| Aim of the task |
Give the number of lines that hold the string "Linear". Nothing else is needed.

##### Exercise data #####

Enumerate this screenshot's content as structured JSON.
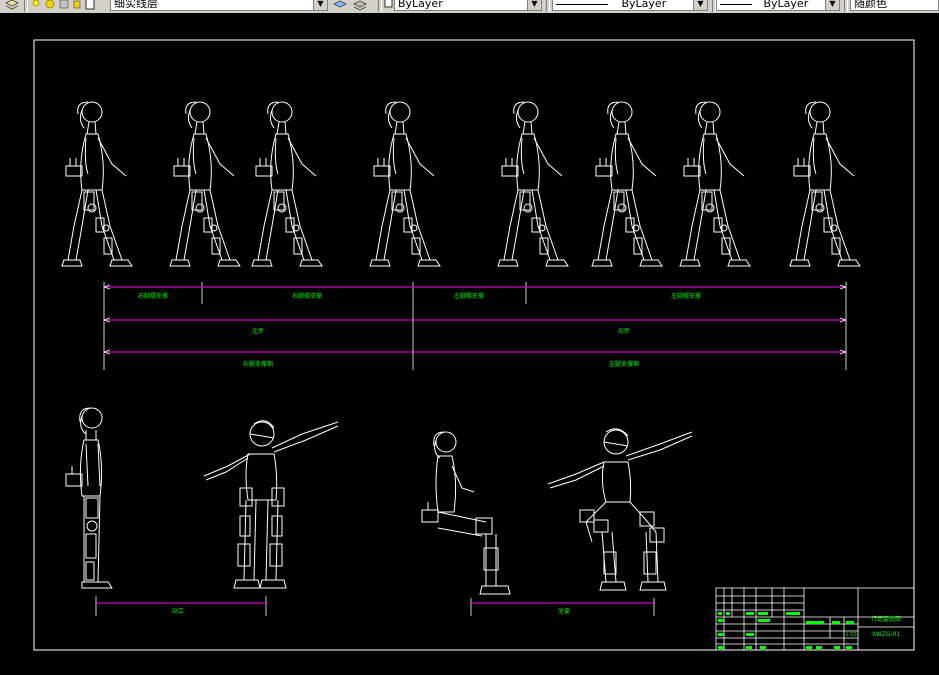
{
  "toolbar": {
    "layer_name": "细实线层",
    "color_value": "ByLayer",
    "linetype_value": "ByLayer",
    "lineweight_value": "ByLayer",
    "plotstyle_value": "随颜色"
  },
  "drawing": {
    "dim_row1": [
      "右脚摆支撑",
      "右脚摆支撑",
      "左脚摆支撑",
      "左脚摆支撑"
    ],
    "dim_row2": [
      "左步",
      "右步"
    ],
    "dim_row3": [
      "右腿支撑期",
      "左腿支撑期"
    ],
    "bottom_dims": [
      "站立",
      "坐姿"
    ],
    "title_block": {
      "drawing_title": "行走姿态图",
      "drawing_code": "XWZG-01",
      "scale": "1:10"
    }
  },
  "colors": {
    "canvas_bg": "#000000",
    "linework": "#ffffff",
    "dimension_line": "#ff00ff",
    "dimension_text": "#00ff00",
    "toolbar_bg": "#d4d0c8"
  }
}
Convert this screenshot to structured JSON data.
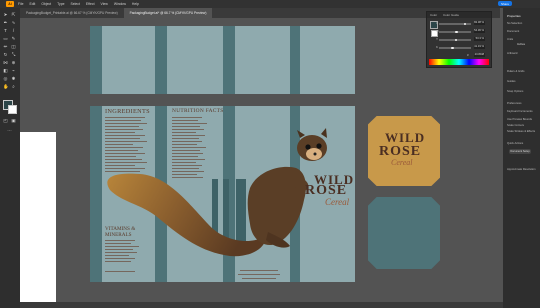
{
  "app": {
    "logo": "Ai",
    "share_label": "Share"
  },
  "menu": [
    "File",
    "Edit",
    "Object",
    "Type",
    "Select",
    "Effect",
    "View",
    "Window",
    "Help"
  ],
  "tabs": [
    {
      "label": "PackagingBudget_Printable.ai @ 66.67 % (CMYK/GPU Preview)",
      "active": false
    },
    {
      "label": "PackagingBudget.ai* @ 66.7 % (CMYK/GPU Preview)",
      "active": true
    }
  ],
  "package": {
    "ingredients_title": "INGREDIENTS",
    "nutrition_title": "NUTRITION FACTS",
    "vitamins_title": "VITAMINS & MINERALS",
    "brand_line1": "WILD",
    "brand_line2": "ROSE",
    "cereal": "Cereal",
    "badge_line1": "WILD",
    "badge_line2": "ROSE",
    "badge_cereal": "Cereal"
  },
  "colors": {
    "fill": "#2c4548",
    "artboard": "#8faaae",
    "stripe": "#4e7378",
    "badge_gold": "#c8994a",
    "badge_teal": "#4e7378"
  },
  "properties": {
    "title": "Properties",
    "items": [
      "No Selection",
      "Document",
      "Units",
      "Artboard",
      "Rulers & Grids",
      "Guides",
      "Snap Options",
      "Preferences",
      "Keyboard Increments",
      "Use Preview Bounds",
      "Scale Corners",
      "Scale Strokes & Effects",
      "Quick Actions",
      "Document Setup",
      "Approximate Resolution"
    ],
    "document_setup_button": "Document Setup",
    "units_value": "Inches"
  },
  "color_panel": {
    "tab1": "Color",
    "tab2": "Color Guide",
    "rows": [
      {
        "label": "C",
        "value": "82.38 %",
        "pos": 0.82
      },
      {
        "label": "M",
        "value": "54.36 %",
        "pos": 0.54
      },
      {
        "label": "Y",
        "value": "53.3 %",
        "pos": 0.53
      },
      {
        "label": "K",
        "value": "41.19 %",
        "pos": 0.41
      }
    ],
    "hex_label": "#",
    "hex": "2C4548"
  }
}
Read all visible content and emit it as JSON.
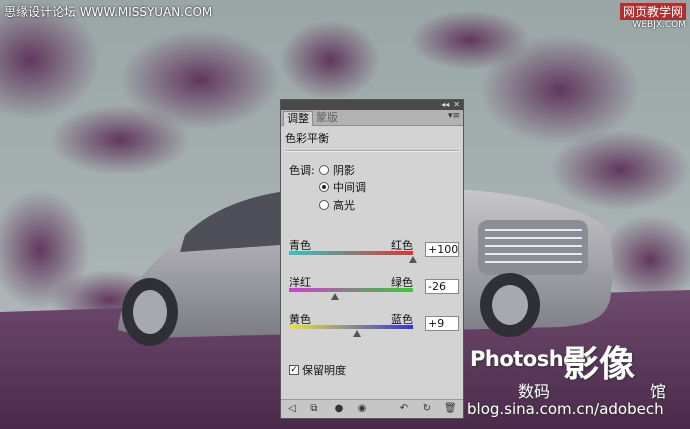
{
  "watermark": {
    "top_left": "思缘设计论坛 WWW.MISSYUAN.COM",
    "top_right_line1": "网页教学网",
    "top_right_line2": "WEBJX.COM"
  },
  "logo": {
    "photoshop": "Photoshop",
    "big": "影像",
    "small1": "数码",
    "small2": "馆",
    "url": "blog.sina.com.cn/adobech"
  },
  "panel": {
    "tabs": [
      {
        "label": "调整",
        "active": true
      },
      {
        "label": "蒙版",
        "active": false
      }
    ],
    "title": "色彩平衡",
    "tone": {
      "label": "色调:",
      "options": [
        {
          "label": "阴影",
          "selected": false
        },
        {
          "label": "中间调",
          "selected": true
        },
        {
          "label": "高光",
          "selected": false
        }
      ]
    },
    "sliders": [
      {
        "left": "青色",
        "right": "红色",
        "value": "+100",
        "num": 100
      },
      {
        "left": "洋红",
        "right": "绿色",
        "value": "-26",
        "num": -26
      },
      {
        "left": "黄色",
        "right": "蓝色",
        "value": "+9",
        "num": 9
      }
    ],
    "preserve_luminosity": {
      "label": "保留明度",
      "checked": true
    }
  }
}
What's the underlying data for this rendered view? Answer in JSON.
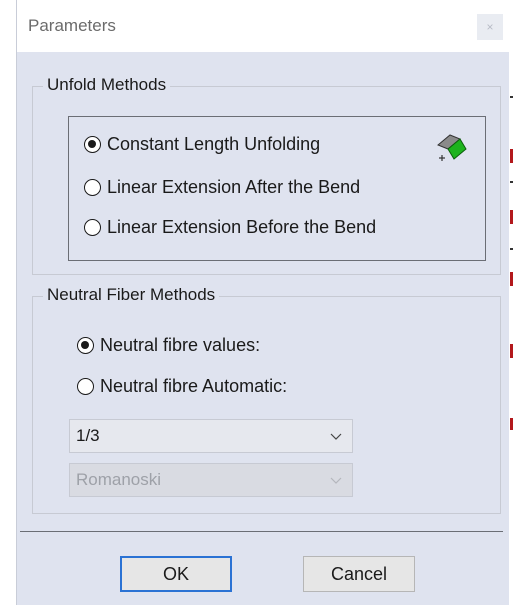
{
  "dialog": {
    "title": "Parameters",
    "close_label": "×"
  },
  "unfold_methods": {
    "title": "Unfold Methods",
    "options": [
      {
        "label": "Constant Length Unfolding",
        "checked": true
      },
      {
        "label": "Linear Extension After the Bend",
        "checked": false
      },
      {
        "label": "Linear Extension Before the Bend",
        "checked": false
      }
    ],
    "icon": "unfold-constant-length-icon"
  },
  "neutral_fiber": {
    "title": "Neutral Fiber Methods",
    "options": [
      {
        "label": "Neutral fibre values:",
        "checked": true
      },
      {
        "label": "Neutral fibre Automatic:",
        "checked": false
      }
    ],
    "value_combo": "1/3",
    "auto_combo": "Romanoski"
  },
  "buttons": {
    "ok": "OK",
    "cancel": "Cancel"
  },
  "colors": {
    "background": "#dfe3ef",
    "focus_border": "#2a72d4",
    "icon_green": "#1db31d"
  }
}
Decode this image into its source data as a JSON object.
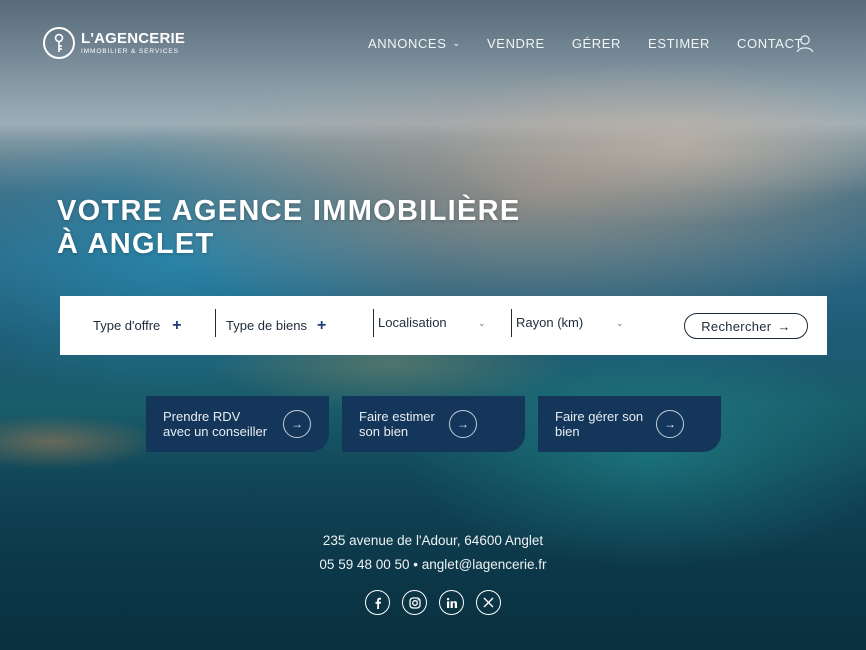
{
  "brand": {
    "name": "L'AGENCERIE",
    "tagline": "IMMOBILIER & SERVICES"
  },
  "nav": {
    "items": [
      {
        "label": "ANNONCES",
        "has_dropdown": true
      },
      {
        "label": "VENDRE"
      },
      {
        "label": "GÉRER"
      },
      {
        "label": "ESTIMER"
      },
      {
        "label": "CONTACT"
      }
    ],
    "account_icon": "user-icon"
  },
  "hero": {
    "title_line1": "VOTRE AGENCE IMMOBILIÈRE",
    "title_line2": "À ANGLET"
  },
  "search": {
    "offer_type": "Type d'offre",
    "property_type": "Type de biens",
    "location": "Localisation",
    "radius": "Rayon (km)",
    "submit_label": "Rechercher",
    "plus_icon": "+",
    "arrow": "→"
  },
  "cta": [
    {
      "line1": "Prendre RDV",
      "line2": "avec un conseiller"
    },
    {
      "line1": "Faire estimer",
      "line2": "son bien"
    },
    {
      "line1": "Faire gérer son",
      "line2": "bien"
    }
  ],
  "footer": {
    "address": "235 avenue de l'Adour, 64600 Anglet",
    "phone": "05 59 48 00 50",
    "separator": "•",
    "email": "anglet@lagencerie.fr",
    "socials": [
      "facebook-icon",
      "instagram-icon",
      "linkedin-icon",
      "x-icon"
    ]
  },
  "colors": {
    "navy": "#14365a",
    "text_dark": "#1e2b3a",
    "white": "#ffffff"
  }
}
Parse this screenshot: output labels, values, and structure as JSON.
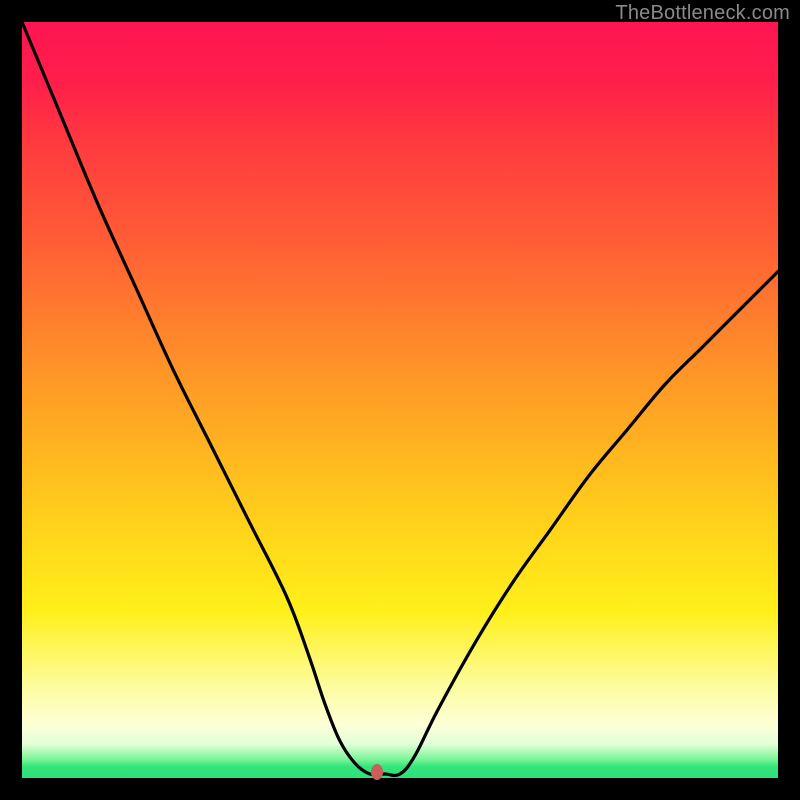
{
  "watermark": "TheBottleneck.com",
  "colors": {
    "background": "#000000",
    "gradient_top": "#ff1552",
    "gradient_mid1": "#ff7a2e",
    "gradient_mid2": "#ffd61a",
    "gradient_low": "#fdffd8",
    "gradient_bottom": "#2de078",
    "curve": "#000000",
    "marker": "#c9605a"
  },
  "chart_data": {
    "type": "line",
    "title": "",
    "xlabel": "",
    "ylabel": "",
    "xlim": [
      0,
      100
    ],
    "ylim": [
      0,
      100
    ],
    "x": [
      0,
      5,
      10,
      15,
      20,
      25,
      30,
      35,
      38,
      40,
      42,
      44,
      46,
      48,
      50,
      52,
      55,
      60,
      65,
      70,
      75,
      80,
      85,
      90,
      95,
      100
    ],
    "values": [
      100,
      88,
      76,
      65,
      54,
      44,
      34,
      24,
      16,
      10,
      5,
      2,
      0,
      0,
      0,
      3,
      9,
      18,
      26,
      33,
      40,
      46,
      52,
      57,
      62,
      67
    ],
    "marker": {
      "x": 47,
      "y": 0
    },
    "annotations": []
  }
}
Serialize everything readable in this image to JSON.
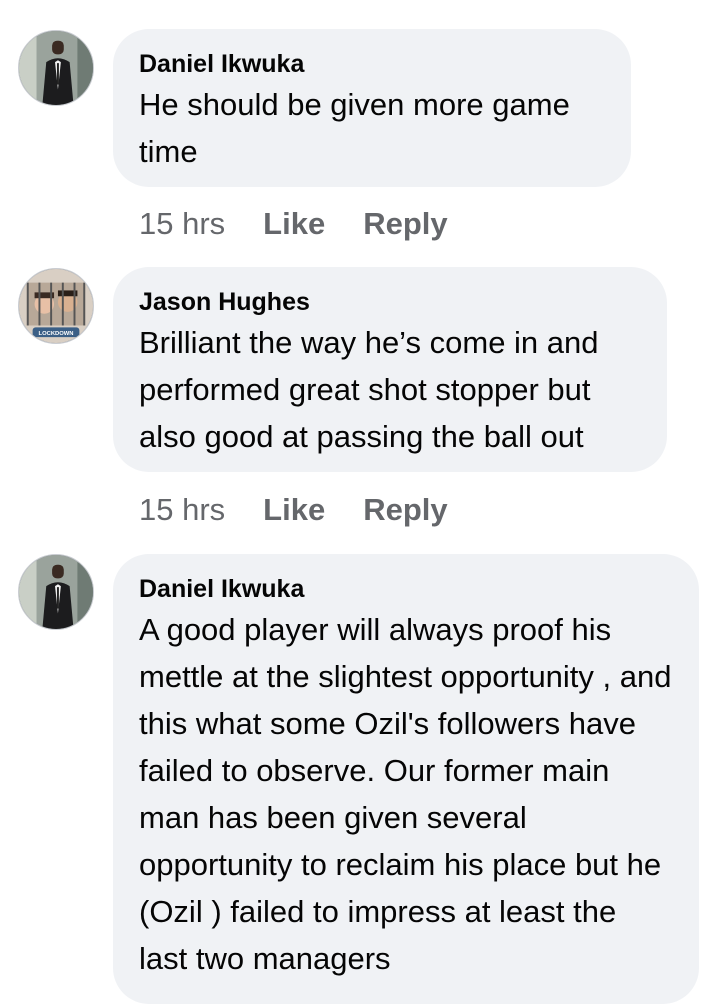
{
  "comments": [
    {
      "author": "Daniel Ikwuka",
      "text": "He should be given more game time",
      "time": "15 hrs",
      "like_label": "Like",
      "reply_label": "Reply",
      "avatar": "man-in-suit-avatar"
    },
    {
      "author": "Jason Hughes",
      "text": "Brilliant the way he’s come in and performed great shot stopper but also good at passing the ball out",
      "time": "15 hrs",
      "like_label": "Like",
      "reply_label": "Reply",
      "avatar": "lockdown-frame-avatar",
      "avatar_caption": "LOCKDOWN"
    },
    {
      "author": "Daniel Ikwuka",
      "text": "A good player will always proof his mettle at the slightest opportunity , and this what some Ozil's followers have failed to observe. Our former main man has been given several opportunity to reclaim his place but he (Ozil ) failed to impress at least the last two managers",
      "avatar": "man-in-suit-avatar"
    }
  ],
  "colors": {
    "bubble_bg": "#f0f2f5",
    "text": "#050505",
    "meta": "#65676b"
  }
}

#####

| Finished task |
2